▸ INFORMATION SHOWN:
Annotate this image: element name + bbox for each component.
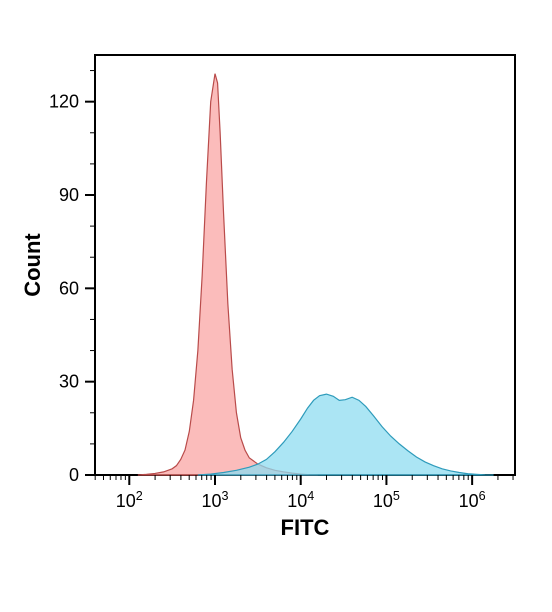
x-axis-label: FITC — [281, 515, 330, 540]
flow-cytometry-histogram: 1021031041051060306090120FITCCount — [0, 0, 552, 612]
y-tick-label: 60 — [59, 278, 79, 298]
y-tick-label: 0 — [69, 465, 79, 485]
y-tick-label: 30 — [59, 372, 79, 392]
y-tick-label: 90 — [59, 185, 79, 205]
y-axis-label: Count — [20, 233, 45, 297]
chart-svg: 1021031041051060306090120FITCCount — [0, 0, 552, 612]
y-tick-label: 120 — [49, 92, 79, 112]
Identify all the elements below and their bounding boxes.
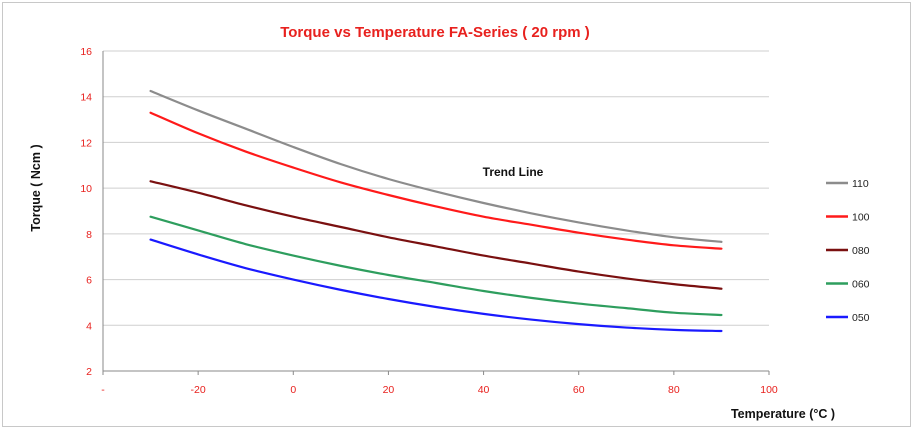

▸ WHAT YOU ARE ASKED TO DO: Update the listing by replacing "bounding boxes" with "enclosing boxes" and leaving everything else unchanged. Omit the pictures from your answer.

▸ WRITTEN SOLUTION:
Annotate this image: element name + bbox for each component.
x-axis-label: FITC — [281, 515, 330, 540]
flow-cytometry-histogram: 1021031041051060306090120FITCCount — [0, 0, 552, 612]
y-tick-label: 60 — [59, 278, 79, 298]
y-tick-label: 0 — [69, 465, 79, 485]
y-tick-label: 30 — [59, 372, 79, 392]
y-tick-label: 90 — [59, 185, 79, 205]
y-axis-label: Count — [20, 233, 45, 297]
chart-svg: 1021031041051060306090120FITCCount — [0, 0, 552, 612]
y-tick-label: 120 — [49, 92, 79, 112]
Identify all the elements below and their enclosing boxes.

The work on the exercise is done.